(Stated exercise): Transcribe the whole listing without a single picture.

[Begin Input rows]

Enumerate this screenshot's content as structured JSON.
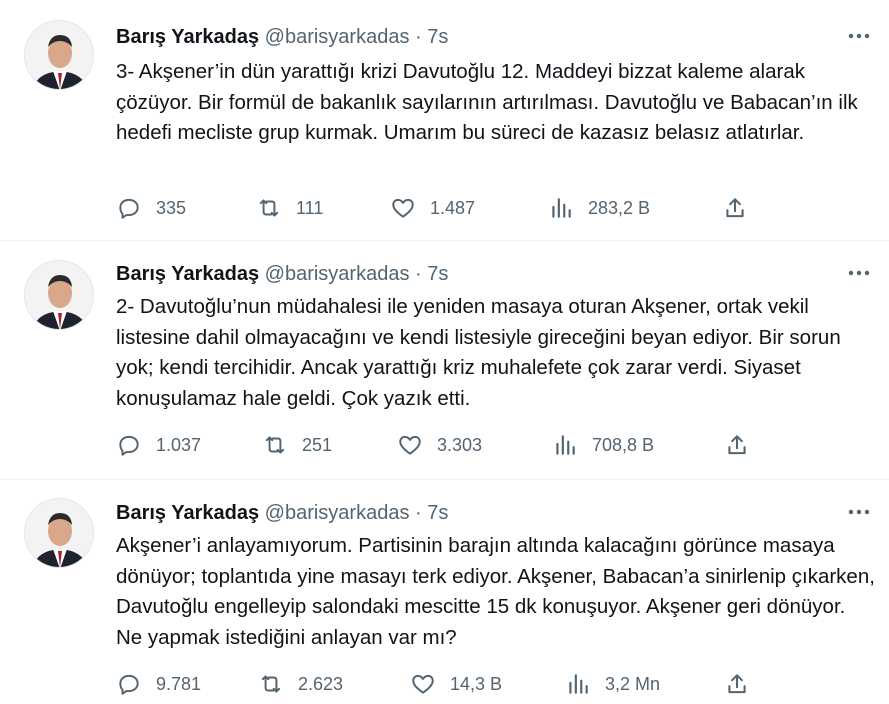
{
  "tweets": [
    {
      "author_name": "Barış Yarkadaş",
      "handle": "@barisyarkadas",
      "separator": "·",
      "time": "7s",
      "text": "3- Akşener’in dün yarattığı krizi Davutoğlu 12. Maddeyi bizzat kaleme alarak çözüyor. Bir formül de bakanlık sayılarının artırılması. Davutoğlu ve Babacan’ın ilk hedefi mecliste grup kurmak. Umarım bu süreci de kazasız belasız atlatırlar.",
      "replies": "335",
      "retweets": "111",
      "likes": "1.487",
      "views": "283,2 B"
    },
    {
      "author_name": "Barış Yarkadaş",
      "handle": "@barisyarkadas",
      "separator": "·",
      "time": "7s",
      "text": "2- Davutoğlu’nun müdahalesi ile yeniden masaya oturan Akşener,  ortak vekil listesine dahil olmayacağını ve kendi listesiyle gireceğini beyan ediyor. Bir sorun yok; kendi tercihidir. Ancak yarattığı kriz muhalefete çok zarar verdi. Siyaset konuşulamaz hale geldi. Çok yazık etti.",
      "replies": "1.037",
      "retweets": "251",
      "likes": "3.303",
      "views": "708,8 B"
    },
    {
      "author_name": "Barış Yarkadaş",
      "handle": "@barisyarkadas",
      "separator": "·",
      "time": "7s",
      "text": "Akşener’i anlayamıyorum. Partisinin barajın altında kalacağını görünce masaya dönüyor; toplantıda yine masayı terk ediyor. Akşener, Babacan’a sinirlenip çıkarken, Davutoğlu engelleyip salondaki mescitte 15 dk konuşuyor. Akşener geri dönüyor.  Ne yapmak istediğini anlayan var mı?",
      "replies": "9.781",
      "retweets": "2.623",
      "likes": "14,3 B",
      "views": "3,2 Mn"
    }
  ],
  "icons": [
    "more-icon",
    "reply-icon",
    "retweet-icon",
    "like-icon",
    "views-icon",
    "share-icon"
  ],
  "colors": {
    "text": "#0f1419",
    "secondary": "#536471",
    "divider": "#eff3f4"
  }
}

[End Input rows]

(Result of the task):
Enumerate this screenshot's content as structured JSON.
{
  "tweets": [
    {
      "author_name": "Barış Yarkadaş",
      "handle": "@barisyarkadas",
      "separator": "·",
      "time": "7s",
      "text": "3- Akşener’in dün yarattığı krizi Davutoğlu 12. Maddeyi bizzat kaleme alarak çözüyor. Bir formül de bakanlık sayılarının artırılması. Davutoğlu ve Babacan’ın ilk hedefi mecliste grup kurmak. Umarım bu süreci de kazasız belasız atlatırlar.",
      "replies": "335",
      "retweets": "111",
      "likes": "1.487",
      "views": "283,2 B"
    },
    {
      "author_name": "Barış Yarkadaş",
      "handle": "@barisyarkadas",
      "separator": "·",
      "time": "7s",
      "text": "2- Davutoğlu’nun müdahalesi ile yeniden masaya oturan Akşener,  ortak vekil listesine dahil olmayacağını ve kendi listesiyle gireceğini beyan ediyor. Bir sorun yok; kendi tercihidir. Ancak yarattığı kriz muhalefete çok zarar verdi. Siyaset konuşulamaz hale geldi. Çok yazık etti.",
      "replies": "1.037",
      "retweets": "251",
      "likes": "3.303",
      "views": "708,8 B"
    },
    {
      "author_name": "Barış Yarkadaş",
      "handle": "@barisyarkadas",
      "separator": "·",
      "time": "7s",
      "text": "Akşener’i anlayamıyorum. Partisinin barajın altında kalacağını görünce masaya dönüyor; toplantıda yine masayı terk ediyor. Akşener, Babacan’a sinirlenip çıkarken, Davutoğlu engelleyip salondaki mescitte 15 dk konuşuyor. Akşener geri dönüyor.  Ne yapmak istediğini anlayan var mı?",
      "replies": "9.781",
      "retweets": "2.623",
      "likes": "14,3 B",
      "views": "3,2 Mn"
    }
  ],
  "icons": [
    "more-icon",
    "reply-icon",
    "retweet-icon",
    "like-icon",
    "views-icon",
    "share-icon"
  ],
  "colors": {
    "text": "#0f1419",
    "secondary": "#536471",
    "divider": "#eff3f4"
  }
}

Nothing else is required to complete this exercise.